**Task brief:** Output the material below unchanged, apart from leaving out the pictures.

• • • •

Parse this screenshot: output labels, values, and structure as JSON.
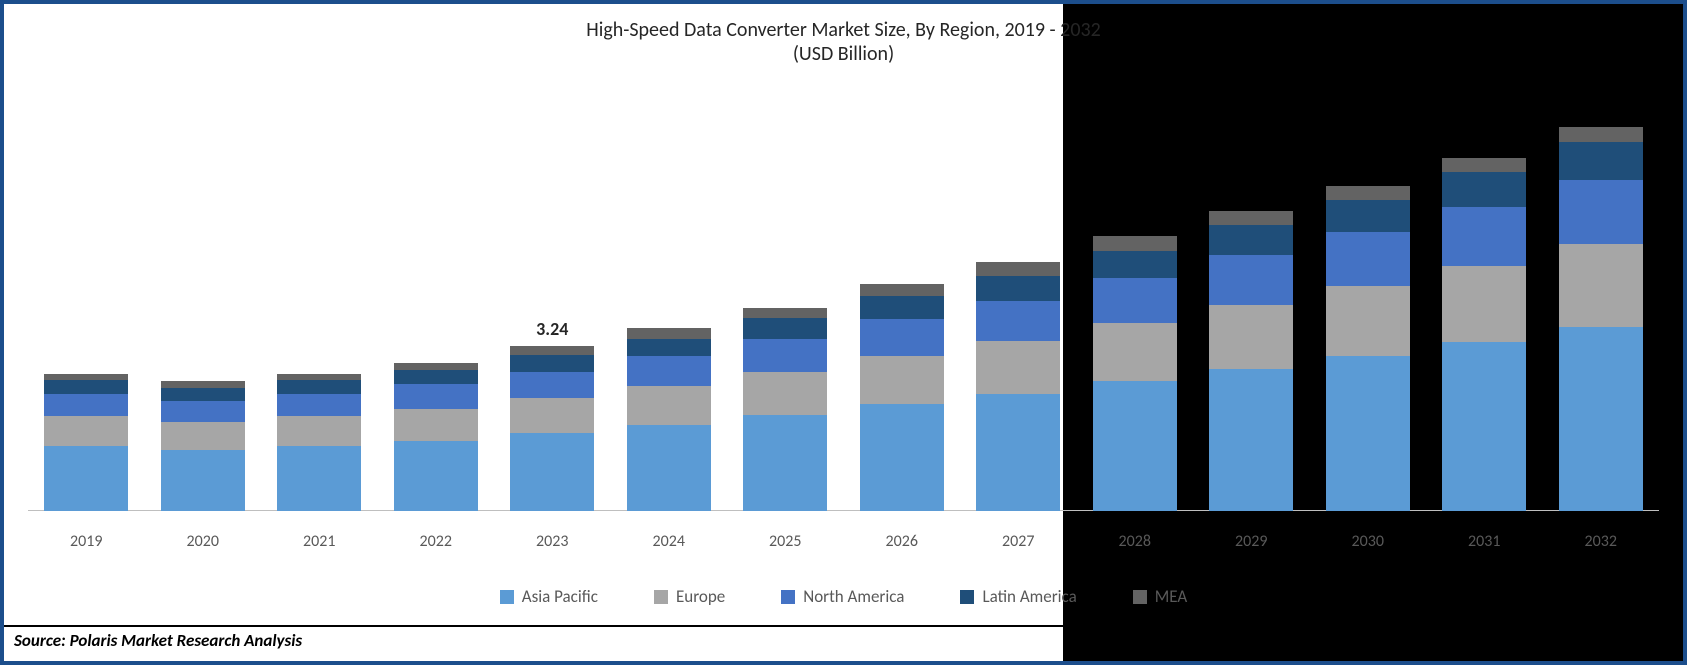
{
  "chart": {
    "type": "stacked-bar",
    "title_line1": "High-Speed Data Converter Market Size, By Region, 2019 - 2032",
    "title_line2": "(USD Billion)",
    "title_fontsize": 20,
    "title_color": "#262626",
    "categories": [
      "2019",
      "2020",
      "2021",
      "2022",
      "2023",
      "2024",
      "2025",
      "2026",
      "2027",
      "2028",
      "2029",
      "2030",
      "2031",
      "2032"
    ],
    "series": [
      {
        "name": "Asia Pacific",
        "color": "#5b9bd5"
      },
      {
        "name": "Europe",
        "color": "#a6a6a6"
      },
      {
        "name": "North America",
        "color": "#4472c4"
      },
      {
        "name": "Latin America",
        "color": "#1f4e79"
      },
      {
        "name": "MEA",
        "color": "#636363"
      }
    ],
    "values": [
      [
        1.28,
        0.58,
        0.44,
        0.27,
        0.13
      ],
      [
        1.2,
        0.55,
        0.42,
        0.25,
        0.13
      ],
      [
        1.28,
        0.58,
        0.44,
        0.27,
        0.13
      ],
      [
        1.38,
        0.63,
        0.48,
        0.29,
        0.14
      ],
      [
        1.53,
        0.69,
        0.52,
        0.32,
        0.18
      ],
      [
        1.7,
        0.76,
        0.58,
        0.35,
        0.21
      ],
      [
        1.88,
        0.85,
        0.66,
        0.4,
        0.21
      ],
      [
        2.1,
        0.95,
        0.73,
        0.44,
        0.24
      ],
      [
        2.3,
        1.04,
        0.8,
        0.49,
        0.27
      ],
      [
        2.55,
        1.15,
        0.88,
        0.54,
        0.28
      ],
      [
        2.8,
        1.26,
        0.97,
        0.59,
        0.28
      ],
      [
        3.05,
        1.37,
        1.06,
        0.64,
        0.28
      ],
      [
        3.32,
        1.5,
        1.15,
        0.7,
        0.28
      ],
      [
        3.62,
        1.63,
        1.25,
        0.76,
        0.29
      ]
    ],
    "ymax": 8.2,
    "highlight": {
      "index": 4,
      "label": "3.24",
      "fontsize": 18
    },
    "x_label_fontsize": 16,
    "x_label_color": "#595959",
    "legend_fontsize": 17,
    "bar_width_pct": 72,
    "background_left": "#ffffff",
    "background_right": "#000000",
    "axis_color": "#bfbfbf",
    "frame_border_color": "#1c4e8c"
  },
  "source_text": "Source: Polaris Market Research Analysis",
  "source_fontsize": 17
}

• • • •

**Response below:**
Parse this screenshot: output labels, values, and structure as JSON.
{
  "chart": {
    "type": "stacked-bar",
    "title_line1": "High-Speed Data Converter Market Size, By Region, 2019 - 2032",
    "title_line2": "(USD Billion)",
    "title_fontsize": 20,
    "title_color": "#262626",
    "categories": [
      "2019",
      "2020",
      "2021",
      "2022",
      "2023",
      "2024",
      "2025",
      "2026",
      "2027",
      "2028",
      "2029",
      "2030",
      "2031",
      "2032"
    ],
    "series": [
      {
        "name": "Asia Pacific",
        "color": "#5b9bd5"
      },
      {
        "name": "Europe",
        "color": "#a6a6a6"
      },
      {
        "name": "North America",
        "color": "#4472c4"
      },
      {
        "name": "Latin America",
        "color": "#1f4e79"
      },
      {
        "name": "MEA",
        "color": "#636363"
      }
    ],
    "values": [
      [
        1.28,
        0.58,
        0.44,
        0.27,
        0.13
      ],
      [
        1.2,
        0.55,
        0.42,
        0.25,
        0.13
      ],
      [
        1.28,
        0.58,
        0.44,
        0.27,
        0.13
      ],
      [
        1.38,
        0.63,
        0.48,
        0.29,
        0.14
      ],
      [
        1.53,
        0.69,
        0.52,
        0.32,
        0.18
      ],
      [
        1.7,
        0.76,
        0.58,
        0.35,
        0.21
      ],
      [
        1.88,
        0.85,
        0.66,
        0.4,
        0.21
      ],
      [
        2.1,
        0.95,
        0.73,
        0.44,
        0.24
      ],
      [
        2.3,
        1.04,
        0.8,
        0.49,
        0.27
      ],
      [
        2.55,
        1.15,
        0.88,
        0.54,
        0.28
      ],
      [
        2.8,
        1.26,
        0.97,
        0.59,
        0.28
      ],
      [
        3.05,
        1.37,
        1.06,
        0.64,
        0.28
      ],
      [
        3.32,
        1.5,
        1.15,
        0.7,
        0.28
      ],
      [
        3.62,
        1.63,
        1.25,
        0.76,
        0.29
      ]
    ],
    "ymax": 8.2,
    "highlight": {
      "index": 4,
      "label": "3.24",
      "fontsize": 18
    },
    "x_label_fontsize": 16,
    "x_label_color": "#595959",
    "legend_fontsize": 17,
    "bar_width_pct": 72,
    "background_left": "#ffffff",
    "background_right": "#000000",
    "axis_color": "#bfbfbf",
    "frame_border_color": "#1c4e8c"
  },
  "source_text": "Source: Polaris Market Research Analysis",
  "source_fontsize": 17
}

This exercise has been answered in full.